#### Supplied entries ####
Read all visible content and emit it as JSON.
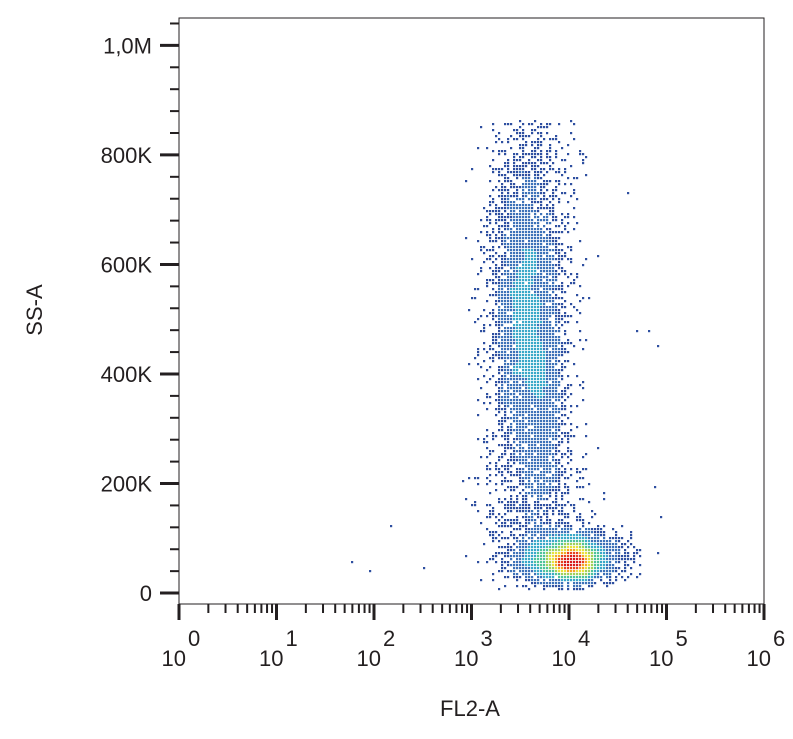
{
  "chart_data": {
    "type": "scatter",
    "style": "density-colored dot plot (flow cytometry)",
    "xlabel": "FL2-A",
    "ylabel": "SS-A",
    "xscale": "log",
    "xlim": [
      1,
      1000000
    ],
    "ylim": [
      -20000,
      1050000
    ],
    "grid": false,
    "x_ticks": [
      {
        "base": "10",
        "exp": "0",
        "value": 1
      },
      {
        "base": "10",
        "exp": "1",
        "value": 10
      },
      {
        "base": "10",
        "exp": "2",
        "value": 100
      },
      {
        "base": "10",
        "exp": "3",
        "value": 1000
      },
      {
        "base": "10",
        "exp": "4",
        "value": 10000
      },
      {
        "base": "10",
        "exp": "5",
        "value": 100000
      },
      {
        "base": "10",
        "exp": "6",
        "value": 1000000
      }
    ],
    "y_ticks": [
      {
        "label": "0",
        "value": 0
      },
      {
        "label": "200K",
        "value": 200000
      },
      {
        "label": "400K",
        "value": 400000
      },
      {
        "label": "600K",
        "value": 600000
      },
      {
        "label": "800K",
        "value": 800000
      },
      {
        "label": "1,0M",
        "value": 1000000
      }
    ],
    "density_colors": [
      "#2e4fa0",
      "#3d72b8",
      "#3aa8c8",
      "#4ec39a",
      "#9fd15a",
      "#e9e23a",
      "#f5a623",
      "#e8401f",
      "#d7191c"
    ],
    "populations": [
      {
        "x_center": 4000,
        "x_log_spread": 0.2,
        "y_center": 560000,
        "y_spread": 170000,
        "y_min": 200000,
        "y_max": 860000,
        "count": 3200
      },
      {
        "x_center": 3300,
        "x_log_spread": 0.13,
        "y_center": 470000,
        "y_spread": 100000,
        "y_min": 250000,
        "y_max": 700000,
        "count": 1200
      },
      {
        "x_center": 5500,
        "x_log_spread": 0.11,
        "y_center": 360000,
        "y_spread": 110000,
        "y_min": 150000,
        "y_max": 600000,
        "count": 800
      },
      {
        "x_center": 4500,
        "x_log_spread": 0.25,
        "y_center": 170000,
        "y_spread": 80000,
        "y_min": 100000,
        "y_max": 320000,
        "count": 700
      },
      {
        "x_center": 9000,
        "x_log_spread": 0.28,
        "y_center": 65000,
        "y_spread": 25000,
        "y_min": 5000,
        "y_max": 160000,
        "count": 2600
      },
      {
        "x_center": 11000,
        "x_log_spread": 0.13,
        "y_center": 55000,
        "y_spread": 15000,
        "y_min": 15000,
        "y_max": 110000,
        "count": 1600
      }
    ],
    "outliers": [
      {
        "x": 60,
        "y": 55000
      },
      {
        "x": 90,
        "y": 40000
      },
      {
        "x": 150,
        "y": 120000
      },
      {
        "x": 330,
        "y": 45000
      },
      {
        "x": 900,
        "y": 650000
      },
      {
        "x": 40000,
        "y": 730000
      },
      {
        "x": 65000,
        "y": 480000
      },
      {
        "x": 80000,
        "y": 450000
      },
      {
        "x": 50000,
        "y": 480000
      },
      {
        "x": 90000,
        "y": 140000
      },
      {
        "x": 78000,
        "y": 190000
      }
    ]
  }
}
####
_Exercise:_ Exclude the pictures and transcribe all of the entries exactly.

_Result for this task:_
Read all visible content and emit it as JSON.
{
  "chart_data": {
    "type": "scatter",
    "style": "density-colored dot plot (flow cytometry)",
    "xlabel": "FL2-A",
    "ylabel": "SS-A",
    "xscale": "log",
    "xlim": [
      1,
      1000000
    ],
    "ylim": [
      -20000,
      1050000
    ],
    "grid": false,
    "x_ticks": [
      {
        "base": "10",
        "exp": "0",
        "value": 1
      },
      {
        "base": "10",
        "exp": "1",
        "value": 10
      },
      {
        "base": "10",
        "exp": "2",
        "value": 100
      },
      {
        "base": "10",
        "exp": "3",
        "value": 1000
      },
      {
        "base": "10",
        "exp": "4",
        "value": 10000
      },
      {
        "base": "10",
        "exp": "5",
        "value": 100000
      },
      {
        "base": "10",
        "exp": "6",
        "value": 1000000
      }
    ],
    "y_ticks": [
      {
        "label": "0",
        "value": 0
      },
      {
        "label": "200K",
        "value": 200000
      },
      {
        "label": "400K",
        "value": 400000
      },
      {
        "label": "600K",
        "value": 600000
      },
      {
        "label": "800K",
        "value": 800000
      },
      {
        "label": "1,0M",
        "value": 1000000
      }
    ],
    "density_colors": [
      "#2e4fa0",
      "#3d72b8",
      "#3aa8c8",
      "#4ec39a",
      "#9fd15a",
      "#e9e23a",
      "#f5a623",
      "#e8401f",
      "#d7191c"
    ],
    "populations": [
      {
        "x_center": 4000,
        "x_log_spread": 0.2,
        "y_center": 560000,
        "y_spread": 170000,
        "y_min": 200000,
        "y_max": 860000,
        "count": 3200
      },
      {
        "x_center": 3300,
        "x_log_spread": 0.13,
        "y_center": 470000,
        "y_spread": 100000,
        "y_min": 250000,
        "y_max": 700000,
        "count": 1200
      },
      {
        "x_center": 5500,
        "x_log_spread": 0.11,
        "y_center": 360000,
        "y_spread": 110000,
        "y_min": 150000,
        "y_max": 600000,
        "count": 800
      },
      {
        "x_center": 4500,
        "x_log_spread": 0.25,
        "y_center": 170000,
        "y_spread": 80000,
        "y_min": 100000,
        "y_max": 320000,
        "count": 700
      },
      {
        "x_center": 9000,
        "x_log_spread": 0.28,
        "y_center": 65000,
        "y_spread": 25000,
        "y_min": 5000,
        "y_max": 160000,
        "count": 2600
      },
      {
        "x_center": 11000,
        "x_log_spread": 0.13,
        "y_center": 55000,
        "y_spread": 15000,
        "y_min": 15000,
        "y_max": 110000,
        "count": 1600
      }
    ],
    "outliers": [
      {
        "x": 60,
        "y": 55000
      },
      {
        "x": 90,
        "y": 40000
      },
      {
        "x": 150,
        "y": 120000
      },
      {
        "x": 330,
        "y": 45000
      },
      {
        "x": 900,
        "y": 650000
      },
      {
        "x": 40000,
        "y": 730000
      },
      {
        "x": 65000,
        "y": 480000
      },
      {
        "x": 80000,
        "y": 450000
      },
      {
        "x": 50000,
        "y": 480000
      },
      {
        "x": 90000,
        "y": 140000
      },
      {
        "x": 78000,
        "y": 190000
      }
    ]
  }
}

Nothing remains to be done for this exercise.